▸ **Provided material**
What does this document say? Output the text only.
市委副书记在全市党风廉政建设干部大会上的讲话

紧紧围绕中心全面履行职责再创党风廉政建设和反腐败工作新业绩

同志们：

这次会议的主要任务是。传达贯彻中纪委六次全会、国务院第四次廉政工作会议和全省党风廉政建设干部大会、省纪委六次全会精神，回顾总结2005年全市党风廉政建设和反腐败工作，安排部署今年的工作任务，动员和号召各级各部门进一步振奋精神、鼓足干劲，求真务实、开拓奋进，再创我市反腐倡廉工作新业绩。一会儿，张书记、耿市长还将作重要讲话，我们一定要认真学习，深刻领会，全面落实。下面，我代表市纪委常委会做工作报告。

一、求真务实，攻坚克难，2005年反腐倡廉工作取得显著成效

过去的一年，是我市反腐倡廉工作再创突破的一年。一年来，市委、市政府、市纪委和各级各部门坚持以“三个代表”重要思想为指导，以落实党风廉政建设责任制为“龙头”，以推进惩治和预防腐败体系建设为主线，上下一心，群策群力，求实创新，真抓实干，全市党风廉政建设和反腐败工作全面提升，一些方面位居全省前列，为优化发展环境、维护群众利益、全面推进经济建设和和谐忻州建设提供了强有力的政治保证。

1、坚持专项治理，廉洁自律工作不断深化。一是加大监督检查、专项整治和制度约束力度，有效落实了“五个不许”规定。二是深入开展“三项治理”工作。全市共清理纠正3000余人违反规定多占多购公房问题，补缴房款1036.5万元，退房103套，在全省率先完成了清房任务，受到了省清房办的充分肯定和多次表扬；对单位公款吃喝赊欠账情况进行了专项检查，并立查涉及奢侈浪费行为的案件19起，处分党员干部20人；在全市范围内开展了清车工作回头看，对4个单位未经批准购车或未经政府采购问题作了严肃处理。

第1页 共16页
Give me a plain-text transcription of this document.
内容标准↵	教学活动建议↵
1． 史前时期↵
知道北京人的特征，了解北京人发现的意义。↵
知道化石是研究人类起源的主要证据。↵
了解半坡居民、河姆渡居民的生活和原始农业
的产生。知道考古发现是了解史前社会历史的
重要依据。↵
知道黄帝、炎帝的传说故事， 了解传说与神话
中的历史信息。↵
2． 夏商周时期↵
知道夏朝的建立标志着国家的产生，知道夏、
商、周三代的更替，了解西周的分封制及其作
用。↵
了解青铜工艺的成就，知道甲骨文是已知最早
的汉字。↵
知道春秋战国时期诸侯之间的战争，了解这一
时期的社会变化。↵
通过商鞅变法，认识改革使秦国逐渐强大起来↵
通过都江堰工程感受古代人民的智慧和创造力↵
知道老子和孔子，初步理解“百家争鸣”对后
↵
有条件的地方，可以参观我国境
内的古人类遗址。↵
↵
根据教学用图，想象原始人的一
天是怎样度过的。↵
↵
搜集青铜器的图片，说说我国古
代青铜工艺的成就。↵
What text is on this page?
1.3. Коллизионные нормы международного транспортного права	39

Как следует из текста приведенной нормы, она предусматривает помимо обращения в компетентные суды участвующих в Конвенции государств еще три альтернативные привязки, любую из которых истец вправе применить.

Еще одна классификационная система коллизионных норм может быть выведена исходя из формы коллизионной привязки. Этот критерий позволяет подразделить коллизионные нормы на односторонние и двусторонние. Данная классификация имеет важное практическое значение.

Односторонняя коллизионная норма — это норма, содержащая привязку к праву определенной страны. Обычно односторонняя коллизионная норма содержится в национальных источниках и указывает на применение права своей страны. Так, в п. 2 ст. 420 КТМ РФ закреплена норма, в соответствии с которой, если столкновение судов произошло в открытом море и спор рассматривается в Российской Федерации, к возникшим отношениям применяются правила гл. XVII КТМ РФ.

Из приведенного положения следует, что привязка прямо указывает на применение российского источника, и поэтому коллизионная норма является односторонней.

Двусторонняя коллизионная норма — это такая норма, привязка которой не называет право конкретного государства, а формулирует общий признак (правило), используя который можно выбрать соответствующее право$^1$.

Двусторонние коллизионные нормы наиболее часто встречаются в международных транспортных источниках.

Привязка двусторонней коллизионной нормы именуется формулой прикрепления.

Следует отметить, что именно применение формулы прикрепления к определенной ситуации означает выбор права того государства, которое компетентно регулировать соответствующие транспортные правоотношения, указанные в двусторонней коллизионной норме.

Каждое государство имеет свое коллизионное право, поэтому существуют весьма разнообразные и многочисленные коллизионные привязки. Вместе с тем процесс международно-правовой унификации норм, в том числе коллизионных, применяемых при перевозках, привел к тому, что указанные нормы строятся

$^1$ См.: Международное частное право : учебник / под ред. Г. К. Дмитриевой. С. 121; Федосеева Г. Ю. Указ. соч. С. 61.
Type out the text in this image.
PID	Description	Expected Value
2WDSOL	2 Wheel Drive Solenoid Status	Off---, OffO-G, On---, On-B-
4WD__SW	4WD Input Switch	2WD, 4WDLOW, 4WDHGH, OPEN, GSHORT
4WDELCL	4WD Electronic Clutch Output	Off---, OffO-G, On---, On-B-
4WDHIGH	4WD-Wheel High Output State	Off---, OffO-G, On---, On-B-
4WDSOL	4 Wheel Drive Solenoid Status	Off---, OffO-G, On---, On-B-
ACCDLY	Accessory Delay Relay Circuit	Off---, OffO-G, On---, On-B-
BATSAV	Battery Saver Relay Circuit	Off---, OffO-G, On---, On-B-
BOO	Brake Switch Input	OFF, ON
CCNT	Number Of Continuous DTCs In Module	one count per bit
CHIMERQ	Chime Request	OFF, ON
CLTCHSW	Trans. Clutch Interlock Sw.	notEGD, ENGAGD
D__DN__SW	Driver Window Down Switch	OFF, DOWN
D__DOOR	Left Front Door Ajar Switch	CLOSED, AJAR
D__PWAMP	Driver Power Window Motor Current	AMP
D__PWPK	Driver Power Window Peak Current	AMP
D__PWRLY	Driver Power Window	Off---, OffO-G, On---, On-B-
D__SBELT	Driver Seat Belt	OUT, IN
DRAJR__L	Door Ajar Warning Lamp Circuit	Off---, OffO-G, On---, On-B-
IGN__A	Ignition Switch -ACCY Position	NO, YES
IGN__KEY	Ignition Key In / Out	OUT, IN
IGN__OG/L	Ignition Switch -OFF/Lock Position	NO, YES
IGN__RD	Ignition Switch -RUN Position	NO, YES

▸ **Brief**
Of the lines in the material, how many include "Status"? Respond with the number alone.

▸ **Full solution**
2